Short task: Reproduce the forum thread below about a cinder block stand for a 125-gallon tank, word for word and in full.

# my sorta ghetto $30 125g tank stand



## illnino (Mar 6, 2004)

just made it today, took about an hour to put togeather, the hard thing was lugging around 40-50 lb cynder blocks, 18 of them. but it is 6' long, 2' wide, and 2' tall. some 2x4 supports thrown on top, along wiht a foam pad makes it cheap and very sturdy.


----------



## illnino (Mar 6, 2004)

w/out styro


----------



## KeemCambell (Jun 7, 2004)

wow, u did a lot, for my 125g i did cinderblocks and jus put a sheet of plywood over top of it then cover with a sheet


----------



## elTwitcho (Jun 22, 2004)

whaddayamean "sorta" ghetto???

lol, it actually looks alright considering it's made out of cinderblocks


----------



## illnino (Mar 6, 2004)

here is my cost list( i already had some 2x4's)

(1) 3/4" 4'x8' foam pad ---------$7.55
(18) 8"x8"x16" cinder blocks----$15.84
2"x4"x10' board------------------$4.11

subtotal $27.50

total $29.43


----------



## illnino (Mar 6, 2004)

Records supplied:
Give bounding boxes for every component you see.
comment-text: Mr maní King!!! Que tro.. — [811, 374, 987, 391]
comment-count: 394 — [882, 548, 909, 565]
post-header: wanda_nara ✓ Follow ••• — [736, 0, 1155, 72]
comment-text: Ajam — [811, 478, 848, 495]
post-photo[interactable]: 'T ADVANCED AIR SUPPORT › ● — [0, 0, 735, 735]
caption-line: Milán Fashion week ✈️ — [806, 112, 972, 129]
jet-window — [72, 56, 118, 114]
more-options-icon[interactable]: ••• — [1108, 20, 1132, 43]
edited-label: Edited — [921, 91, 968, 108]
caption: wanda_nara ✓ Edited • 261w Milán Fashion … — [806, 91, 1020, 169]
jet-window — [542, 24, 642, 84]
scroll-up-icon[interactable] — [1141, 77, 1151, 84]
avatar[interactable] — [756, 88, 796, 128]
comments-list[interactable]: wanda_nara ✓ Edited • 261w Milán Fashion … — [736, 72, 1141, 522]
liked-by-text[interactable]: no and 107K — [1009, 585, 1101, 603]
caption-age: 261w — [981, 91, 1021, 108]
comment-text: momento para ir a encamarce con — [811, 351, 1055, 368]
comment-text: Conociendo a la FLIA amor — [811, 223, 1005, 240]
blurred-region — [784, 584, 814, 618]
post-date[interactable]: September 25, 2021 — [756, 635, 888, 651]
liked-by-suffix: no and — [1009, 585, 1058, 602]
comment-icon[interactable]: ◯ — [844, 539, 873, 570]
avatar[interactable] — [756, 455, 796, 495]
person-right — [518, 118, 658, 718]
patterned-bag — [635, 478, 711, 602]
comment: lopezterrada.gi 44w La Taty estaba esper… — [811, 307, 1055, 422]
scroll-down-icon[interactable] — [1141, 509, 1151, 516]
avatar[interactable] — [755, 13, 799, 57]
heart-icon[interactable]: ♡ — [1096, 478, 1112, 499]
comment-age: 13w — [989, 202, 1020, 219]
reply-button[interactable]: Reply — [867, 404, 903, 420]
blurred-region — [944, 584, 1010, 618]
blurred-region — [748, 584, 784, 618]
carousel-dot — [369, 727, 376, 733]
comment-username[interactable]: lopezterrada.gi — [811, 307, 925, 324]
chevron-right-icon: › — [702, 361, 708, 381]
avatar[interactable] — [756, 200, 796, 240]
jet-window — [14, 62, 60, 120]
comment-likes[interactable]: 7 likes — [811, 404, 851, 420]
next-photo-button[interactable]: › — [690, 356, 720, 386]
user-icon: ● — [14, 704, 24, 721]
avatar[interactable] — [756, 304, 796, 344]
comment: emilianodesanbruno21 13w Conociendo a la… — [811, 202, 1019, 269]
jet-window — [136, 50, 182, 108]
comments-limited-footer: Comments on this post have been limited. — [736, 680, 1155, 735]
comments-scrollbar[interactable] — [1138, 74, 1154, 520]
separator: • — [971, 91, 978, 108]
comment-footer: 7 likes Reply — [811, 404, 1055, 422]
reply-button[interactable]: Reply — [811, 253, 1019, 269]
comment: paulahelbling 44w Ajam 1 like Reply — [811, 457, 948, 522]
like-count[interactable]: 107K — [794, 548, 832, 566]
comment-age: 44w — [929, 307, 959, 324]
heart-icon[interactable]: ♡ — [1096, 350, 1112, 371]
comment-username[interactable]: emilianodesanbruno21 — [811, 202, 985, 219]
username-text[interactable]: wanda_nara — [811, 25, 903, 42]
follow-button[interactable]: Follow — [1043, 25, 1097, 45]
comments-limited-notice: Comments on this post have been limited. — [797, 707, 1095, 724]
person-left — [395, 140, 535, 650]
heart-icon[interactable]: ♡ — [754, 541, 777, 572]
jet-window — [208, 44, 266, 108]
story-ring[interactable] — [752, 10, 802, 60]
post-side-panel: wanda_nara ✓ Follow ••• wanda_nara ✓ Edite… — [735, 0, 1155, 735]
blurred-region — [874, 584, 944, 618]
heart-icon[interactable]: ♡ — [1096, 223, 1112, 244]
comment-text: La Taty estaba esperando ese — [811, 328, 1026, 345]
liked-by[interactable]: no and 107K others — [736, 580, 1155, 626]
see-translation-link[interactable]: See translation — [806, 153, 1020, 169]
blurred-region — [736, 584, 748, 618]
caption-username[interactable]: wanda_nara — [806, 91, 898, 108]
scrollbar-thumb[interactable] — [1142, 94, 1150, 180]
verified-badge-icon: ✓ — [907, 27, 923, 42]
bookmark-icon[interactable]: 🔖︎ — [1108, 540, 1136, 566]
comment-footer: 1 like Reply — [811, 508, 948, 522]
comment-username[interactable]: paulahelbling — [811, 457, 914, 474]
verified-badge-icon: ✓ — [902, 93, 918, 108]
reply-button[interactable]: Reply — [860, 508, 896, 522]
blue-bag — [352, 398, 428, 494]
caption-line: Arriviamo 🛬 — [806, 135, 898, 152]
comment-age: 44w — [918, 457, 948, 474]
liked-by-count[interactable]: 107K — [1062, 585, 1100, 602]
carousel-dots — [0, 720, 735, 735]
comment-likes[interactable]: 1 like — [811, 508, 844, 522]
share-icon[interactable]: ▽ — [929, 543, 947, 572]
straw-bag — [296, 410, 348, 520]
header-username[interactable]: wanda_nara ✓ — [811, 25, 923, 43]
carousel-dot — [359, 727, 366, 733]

Correct output:
# my sorta ghetto $30 125g tank stand



## illnino (Mar 6, 2004)

just made it today, took about an hour to put togeather, the hard thing was lugging around 40-50 lb cynder blocks, 18 of them. but it is 6' long, 2' wide, and 2' tall. some 2x4 supports thrown on top, along wiht a foam pad makes it cheap and very sturdy.


----------



## illnino (Mar 6, 2004)

w/out styro


----------



## KeemCambell (Jun 7, 2004)

wow, u did a lot, for my 125g i did cinderblocks and jus put a sheet of plywood over top of it then cover with a sheet


----------



## elTwitcho (Jun 22, 2004)

whaddayamean "sorta" ghetto???

lol, it actually looks alright considering it's made out of cinderblocks


----------



## illnino (Mar 6, 2004)

here is my cost list( i already had some 2x4's)

(1) 3/4" 4'x8' foam pad ---------$7.55
(18) 8"x8"x16" cinder blocks----$15.84
2"x4"x10' board------------------$4.11

subtotal $27.50

total $29.43


----------



## illnino (Mar 6, 2004)